> TASK STATEMENT
From the passage on special collections engagement, copy everything from "Last year, we" down to "special collections materials." word for word.

> SOURCE TEXT
Last year, we had the opportunity to collaborate with the Association of Research Libraries (ARL) in the production of SPEC Kit 317: Special Collections Engagement. SPEC Kits, produced annually, survey the 124 ARL member institutions and collect data on current practices and policies of libraries.
We surveyed member institutions about the ways special collections are engaging students, faculty, and researchers through exhibits, events, and curricular involvement, and found that over 95% of respondents are involved in these activities (Berenbak et al., 2010, 16). A core component of many of these outreach efforts was instructional engagement in the use of special collections materials.
As we began the work of analyzing the survey results, a recurrent theme surfaced: the inconsistency of instructional engagement assessment. We began to ask ourselves questions about the concepts of evaluation and assessment of instruction, and how those terms are articulated and understood in the context of special collections. For example, when conducting a one-time instruction session, should evaluation focus on the librarian’s presentation skills, the use of archival collections by participants after a session, or the number of participating students or classes?

Rows from a dataset:
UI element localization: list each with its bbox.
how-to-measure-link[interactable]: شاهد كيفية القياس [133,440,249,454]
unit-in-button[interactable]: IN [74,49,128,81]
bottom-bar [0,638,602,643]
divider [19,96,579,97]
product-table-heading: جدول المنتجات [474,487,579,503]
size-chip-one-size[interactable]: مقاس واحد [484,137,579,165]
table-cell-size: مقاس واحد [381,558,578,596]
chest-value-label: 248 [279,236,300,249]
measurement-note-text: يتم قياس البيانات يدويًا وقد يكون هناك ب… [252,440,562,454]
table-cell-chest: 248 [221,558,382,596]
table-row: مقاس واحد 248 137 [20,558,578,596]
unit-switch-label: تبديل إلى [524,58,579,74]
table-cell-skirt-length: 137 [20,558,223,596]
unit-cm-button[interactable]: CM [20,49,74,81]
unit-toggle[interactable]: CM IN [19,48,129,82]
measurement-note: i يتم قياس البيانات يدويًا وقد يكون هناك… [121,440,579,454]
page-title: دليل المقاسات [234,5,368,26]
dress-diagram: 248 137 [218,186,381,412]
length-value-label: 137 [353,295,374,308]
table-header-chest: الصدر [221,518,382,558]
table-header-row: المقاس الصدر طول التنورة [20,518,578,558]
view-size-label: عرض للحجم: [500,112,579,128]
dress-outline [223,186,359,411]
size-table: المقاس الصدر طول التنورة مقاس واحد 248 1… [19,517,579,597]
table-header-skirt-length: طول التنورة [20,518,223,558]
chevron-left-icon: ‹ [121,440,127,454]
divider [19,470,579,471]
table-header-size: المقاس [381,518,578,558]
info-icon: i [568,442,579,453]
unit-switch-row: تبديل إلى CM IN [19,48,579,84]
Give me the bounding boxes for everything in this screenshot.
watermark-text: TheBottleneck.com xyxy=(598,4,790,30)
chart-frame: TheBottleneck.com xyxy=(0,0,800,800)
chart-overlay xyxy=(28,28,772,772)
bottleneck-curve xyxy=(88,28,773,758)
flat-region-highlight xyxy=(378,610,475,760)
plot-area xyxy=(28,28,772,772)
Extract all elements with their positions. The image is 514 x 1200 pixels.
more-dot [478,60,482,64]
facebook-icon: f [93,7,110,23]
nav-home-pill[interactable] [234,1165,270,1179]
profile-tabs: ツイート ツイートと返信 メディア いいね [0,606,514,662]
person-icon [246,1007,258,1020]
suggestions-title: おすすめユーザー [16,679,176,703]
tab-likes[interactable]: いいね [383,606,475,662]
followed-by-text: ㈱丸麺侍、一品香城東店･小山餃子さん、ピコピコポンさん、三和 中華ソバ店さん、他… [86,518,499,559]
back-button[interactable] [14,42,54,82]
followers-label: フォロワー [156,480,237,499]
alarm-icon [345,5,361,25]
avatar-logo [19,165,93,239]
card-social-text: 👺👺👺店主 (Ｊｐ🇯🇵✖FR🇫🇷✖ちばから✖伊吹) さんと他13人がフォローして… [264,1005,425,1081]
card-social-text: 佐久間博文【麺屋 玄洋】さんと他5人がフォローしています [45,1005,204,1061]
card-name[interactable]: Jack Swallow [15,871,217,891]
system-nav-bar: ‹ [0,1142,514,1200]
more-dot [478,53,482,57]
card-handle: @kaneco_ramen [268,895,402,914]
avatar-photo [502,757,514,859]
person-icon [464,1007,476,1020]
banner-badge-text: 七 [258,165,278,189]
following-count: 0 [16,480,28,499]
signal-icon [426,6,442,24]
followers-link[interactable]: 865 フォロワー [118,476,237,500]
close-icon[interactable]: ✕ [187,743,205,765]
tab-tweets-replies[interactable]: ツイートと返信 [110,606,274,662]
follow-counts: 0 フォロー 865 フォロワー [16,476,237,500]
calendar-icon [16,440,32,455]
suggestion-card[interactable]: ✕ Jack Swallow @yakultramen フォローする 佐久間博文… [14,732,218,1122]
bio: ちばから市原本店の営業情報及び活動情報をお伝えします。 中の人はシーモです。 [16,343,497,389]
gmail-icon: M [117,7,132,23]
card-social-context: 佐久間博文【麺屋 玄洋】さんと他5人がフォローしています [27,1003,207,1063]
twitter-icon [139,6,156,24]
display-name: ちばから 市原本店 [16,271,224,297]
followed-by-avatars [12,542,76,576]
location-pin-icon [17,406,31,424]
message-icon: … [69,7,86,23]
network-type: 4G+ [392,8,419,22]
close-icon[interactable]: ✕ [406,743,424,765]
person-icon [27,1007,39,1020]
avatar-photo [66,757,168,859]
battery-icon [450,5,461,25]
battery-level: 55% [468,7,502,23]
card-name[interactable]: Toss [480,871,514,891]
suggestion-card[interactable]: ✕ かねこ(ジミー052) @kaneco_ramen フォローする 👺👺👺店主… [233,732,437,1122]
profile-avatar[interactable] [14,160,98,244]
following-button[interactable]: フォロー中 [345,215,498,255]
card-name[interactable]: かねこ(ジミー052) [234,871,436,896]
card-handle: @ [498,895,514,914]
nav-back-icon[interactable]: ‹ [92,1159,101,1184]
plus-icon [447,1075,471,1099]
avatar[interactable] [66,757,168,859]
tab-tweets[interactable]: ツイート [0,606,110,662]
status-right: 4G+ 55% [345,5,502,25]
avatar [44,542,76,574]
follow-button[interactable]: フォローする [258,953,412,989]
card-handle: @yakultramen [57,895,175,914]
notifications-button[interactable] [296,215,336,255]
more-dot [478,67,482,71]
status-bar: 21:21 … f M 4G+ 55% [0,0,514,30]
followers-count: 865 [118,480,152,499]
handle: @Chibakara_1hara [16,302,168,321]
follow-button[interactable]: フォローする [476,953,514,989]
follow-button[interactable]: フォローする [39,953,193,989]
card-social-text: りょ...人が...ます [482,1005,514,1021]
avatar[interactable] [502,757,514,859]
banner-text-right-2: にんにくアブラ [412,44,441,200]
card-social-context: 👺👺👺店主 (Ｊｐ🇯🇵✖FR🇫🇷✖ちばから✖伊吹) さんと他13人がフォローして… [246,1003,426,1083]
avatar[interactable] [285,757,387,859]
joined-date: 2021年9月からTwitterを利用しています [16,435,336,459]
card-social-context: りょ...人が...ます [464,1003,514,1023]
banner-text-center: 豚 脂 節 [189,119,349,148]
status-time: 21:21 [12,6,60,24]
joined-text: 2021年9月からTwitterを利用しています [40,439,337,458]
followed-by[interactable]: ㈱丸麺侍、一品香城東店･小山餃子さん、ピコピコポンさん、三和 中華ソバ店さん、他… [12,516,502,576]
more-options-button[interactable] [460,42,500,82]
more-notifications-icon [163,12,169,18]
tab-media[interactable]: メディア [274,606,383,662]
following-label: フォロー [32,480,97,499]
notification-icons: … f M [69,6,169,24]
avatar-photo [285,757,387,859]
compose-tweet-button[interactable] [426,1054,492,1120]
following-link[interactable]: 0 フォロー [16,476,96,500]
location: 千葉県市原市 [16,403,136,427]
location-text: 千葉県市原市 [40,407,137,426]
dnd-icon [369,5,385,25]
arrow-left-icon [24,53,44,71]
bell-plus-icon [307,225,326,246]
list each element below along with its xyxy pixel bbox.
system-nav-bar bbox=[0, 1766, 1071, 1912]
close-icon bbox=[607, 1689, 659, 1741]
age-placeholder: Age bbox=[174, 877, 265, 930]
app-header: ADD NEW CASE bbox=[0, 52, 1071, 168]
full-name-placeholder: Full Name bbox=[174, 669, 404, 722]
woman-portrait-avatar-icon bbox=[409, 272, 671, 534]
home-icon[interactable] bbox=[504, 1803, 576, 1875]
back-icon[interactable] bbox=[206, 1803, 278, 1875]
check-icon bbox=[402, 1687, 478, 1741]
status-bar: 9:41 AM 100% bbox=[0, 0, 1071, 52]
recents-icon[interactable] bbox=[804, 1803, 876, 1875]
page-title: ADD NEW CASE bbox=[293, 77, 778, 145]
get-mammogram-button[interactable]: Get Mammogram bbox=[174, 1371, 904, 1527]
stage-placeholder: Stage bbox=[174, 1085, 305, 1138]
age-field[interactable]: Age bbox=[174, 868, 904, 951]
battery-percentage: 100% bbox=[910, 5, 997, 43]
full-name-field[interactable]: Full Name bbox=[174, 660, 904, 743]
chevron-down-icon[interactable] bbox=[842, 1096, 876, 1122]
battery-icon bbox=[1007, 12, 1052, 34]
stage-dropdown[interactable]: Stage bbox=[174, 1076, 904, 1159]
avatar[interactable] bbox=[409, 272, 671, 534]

> TASK SOLUTION
Last year, we had the opportunity to collaborate with the Association of Research Libraries (ARL) in the production of SPEC Kit 317: Special Collections Engagement. SPEC Kits, produced annually, survey the 124 ARL member institutions and collect data on current practices and policies of libraries.
We surveyed member institutions about the ways special collections are engaging students, faculty, and researchers through exhibits, events, and curricular involvement, and found that over 95% of respondents are involved in these activities (Berenbak et al., 2010, 16). A core component of many of these outreach efforts was instructional engagement in the use of special collections materials.